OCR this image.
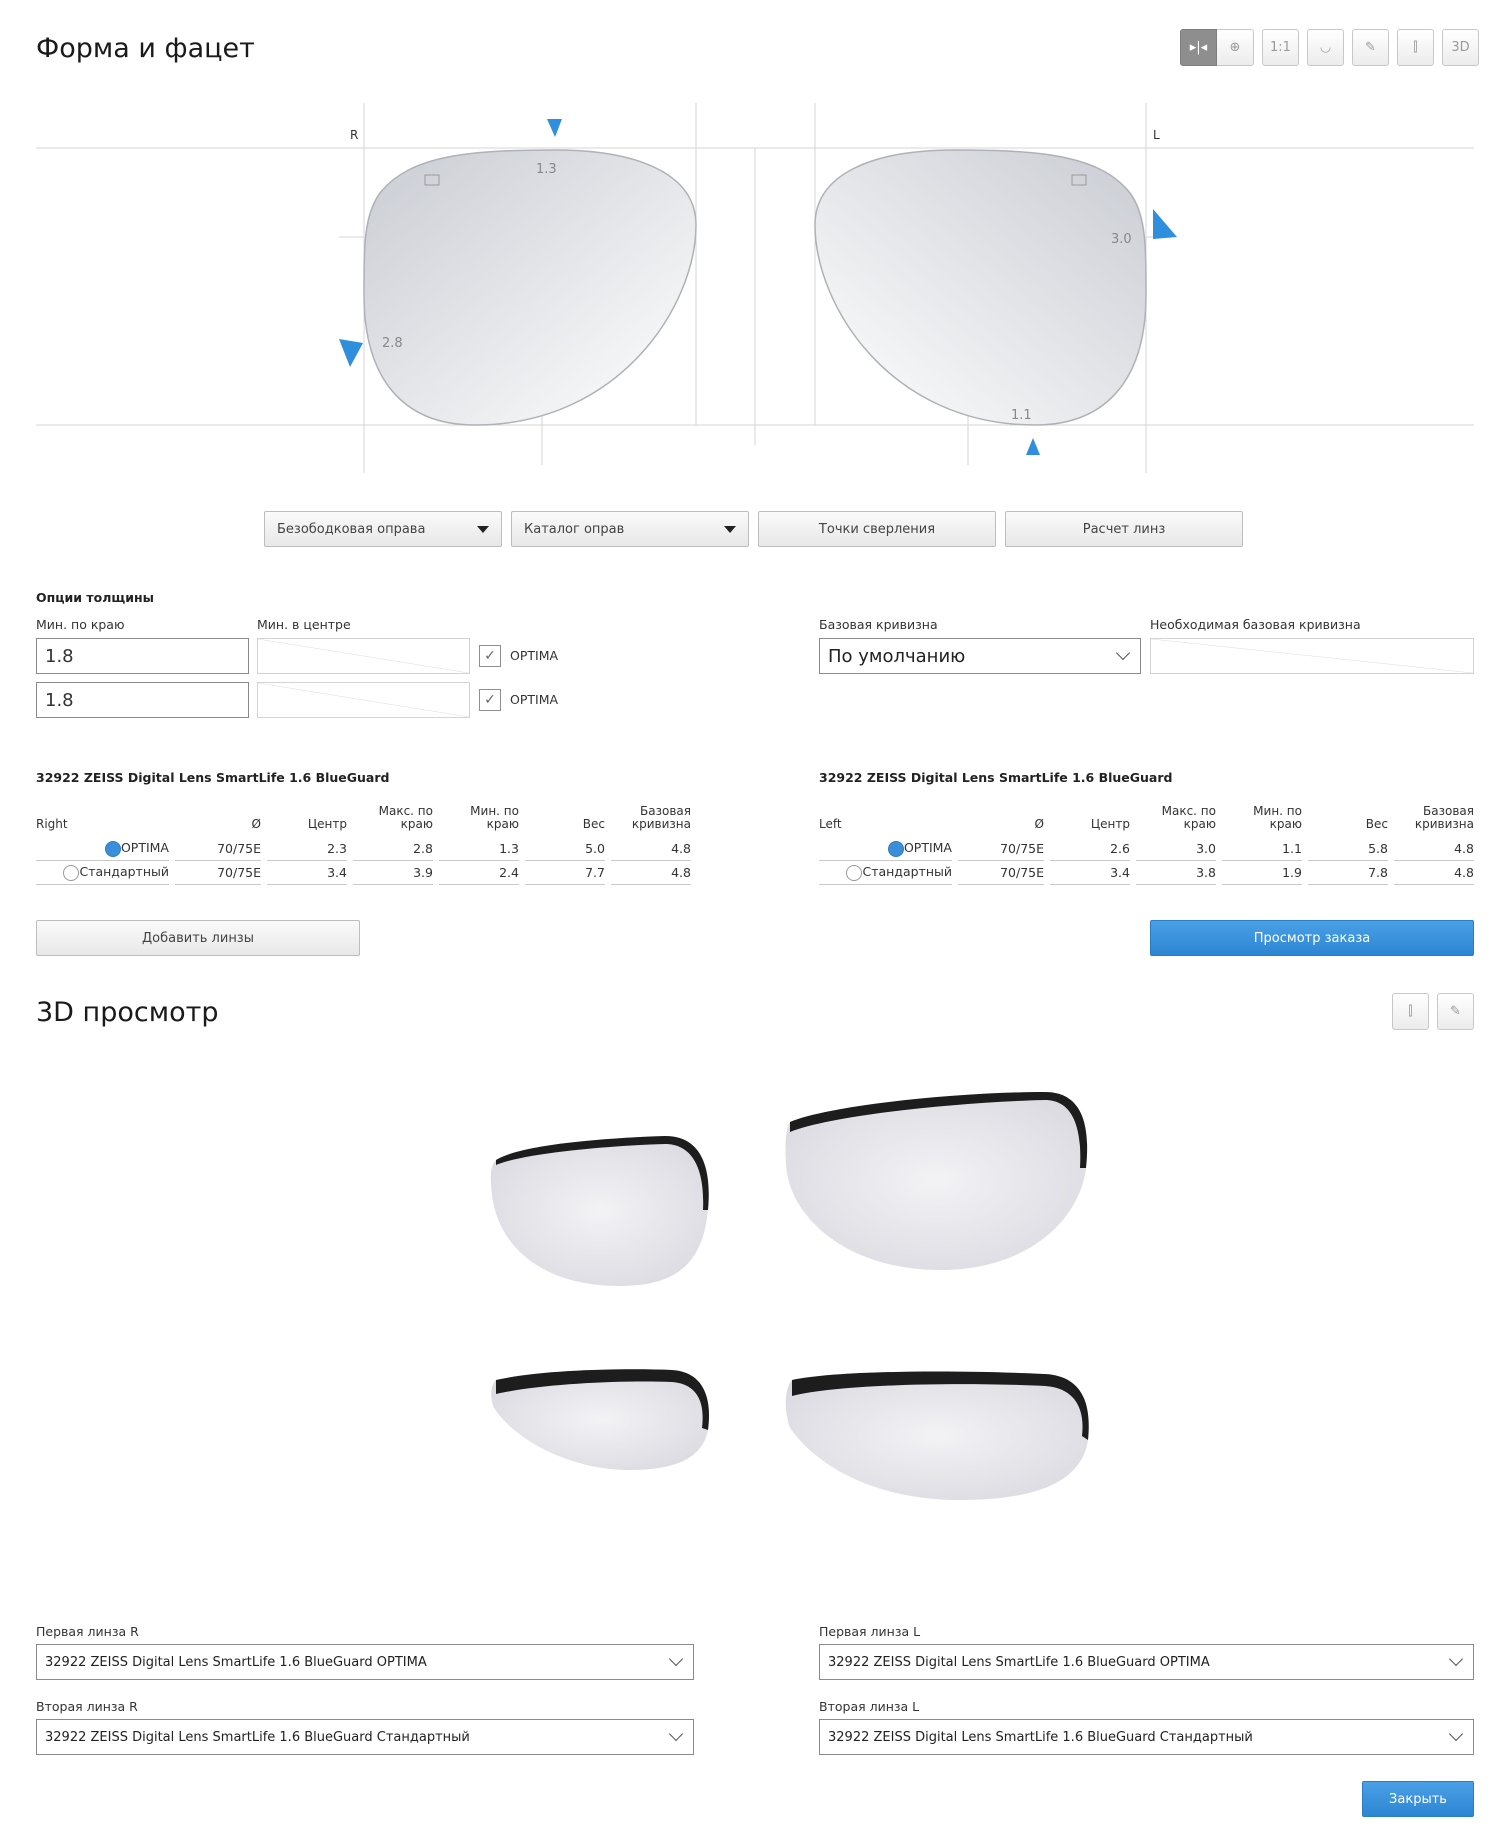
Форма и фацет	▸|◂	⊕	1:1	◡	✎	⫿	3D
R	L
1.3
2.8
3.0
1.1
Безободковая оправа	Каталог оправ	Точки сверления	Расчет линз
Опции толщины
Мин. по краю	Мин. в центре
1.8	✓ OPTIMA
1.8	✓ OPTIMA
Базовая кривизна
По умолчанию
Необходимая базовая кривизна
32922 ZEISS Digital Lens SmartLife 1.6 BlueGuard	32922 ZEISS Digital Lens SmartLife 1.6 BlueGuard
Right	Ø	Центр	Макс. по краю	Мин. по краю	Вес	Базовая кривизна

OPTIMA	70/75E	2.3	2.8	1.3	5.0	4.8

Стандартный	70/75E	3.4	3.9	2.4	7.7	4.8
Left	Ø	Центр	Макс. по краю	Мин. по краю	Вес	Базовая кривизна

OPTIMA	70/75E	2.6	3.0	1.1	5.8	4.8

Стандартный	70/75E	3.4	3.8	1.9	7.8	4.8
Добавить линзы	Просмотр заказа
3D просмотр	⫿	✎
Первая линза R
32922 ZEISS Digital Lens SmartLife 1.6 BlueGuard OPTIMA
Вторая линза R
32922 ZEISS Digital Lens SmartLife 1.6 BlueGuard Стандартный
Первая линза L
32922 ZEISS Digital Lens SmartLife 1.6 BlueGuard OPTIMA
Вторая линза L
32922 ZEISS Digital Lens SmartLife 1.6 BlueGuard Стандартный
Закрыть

——————————

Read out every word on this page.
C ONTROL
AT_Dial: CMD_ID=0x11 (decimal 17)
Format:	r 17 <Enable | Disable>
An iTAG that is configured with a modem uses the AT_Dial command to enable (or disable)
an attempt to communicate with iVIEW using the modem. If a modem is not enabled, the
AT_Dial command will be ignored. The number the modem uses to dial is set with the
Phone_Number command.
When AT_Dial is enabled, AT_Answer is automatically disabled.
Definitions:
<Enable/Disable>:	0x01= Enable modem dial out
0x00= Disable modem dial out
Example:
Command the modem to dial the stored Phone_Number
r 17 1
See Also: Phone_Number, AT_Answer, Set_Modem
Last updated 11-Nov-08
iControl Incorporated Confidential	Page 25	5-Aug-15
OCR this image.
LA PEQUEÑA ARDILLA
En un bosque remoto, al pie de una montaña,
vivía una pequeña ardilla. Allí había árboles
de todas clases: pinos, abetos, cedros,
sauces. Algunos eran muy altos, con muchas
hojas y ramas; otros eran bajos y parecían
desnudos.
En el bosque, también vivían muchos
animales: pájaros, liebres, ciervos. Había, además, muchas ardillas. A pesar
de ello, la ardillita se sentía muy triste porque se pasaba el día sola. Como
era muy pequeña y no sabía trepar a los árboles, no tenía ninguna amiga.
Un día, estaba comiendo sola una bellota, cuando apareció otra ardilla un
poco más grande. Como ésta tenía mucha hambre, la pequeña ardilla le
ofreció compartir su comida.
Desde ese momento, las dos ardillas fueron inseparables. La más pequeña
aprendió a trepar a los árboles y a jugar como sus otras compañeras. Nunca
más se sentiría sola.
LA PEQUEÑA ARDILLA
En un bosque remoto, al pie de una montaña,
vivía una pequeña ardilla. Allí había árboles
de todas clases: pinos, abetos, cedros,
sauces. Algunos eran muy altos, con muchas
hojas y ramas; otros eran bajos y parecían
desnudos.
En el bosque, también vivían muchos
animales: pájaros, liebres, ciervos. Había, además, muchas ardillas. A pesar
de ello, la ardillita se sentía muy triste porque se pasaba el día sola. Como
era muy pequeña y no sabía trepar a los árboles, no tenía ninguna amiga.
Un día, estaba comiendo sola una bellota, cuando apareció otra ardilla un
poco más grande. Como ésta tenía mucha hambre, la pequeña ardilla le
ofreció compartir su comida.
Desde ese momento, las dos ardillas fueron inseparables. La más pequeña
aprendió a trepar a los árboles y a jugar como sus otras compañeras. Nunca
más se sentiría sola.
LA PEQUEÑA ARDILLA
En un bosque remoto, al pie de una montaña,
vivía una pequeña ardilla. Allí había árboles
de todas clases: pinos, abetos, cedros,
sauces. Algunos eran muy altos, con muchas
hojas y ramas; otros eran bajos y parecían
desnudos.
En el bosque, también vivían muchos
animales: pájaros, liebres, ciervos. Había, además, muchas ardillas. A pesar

——————————

**Set task**
Where a line above includes "uses", copy that line.

**Solution for this exercise**
An iTAG that is configured with a modem uses the AT_Dial command to enable (or disable)
AT_Dial command will be ignored. The number the modem uses to dial is set with the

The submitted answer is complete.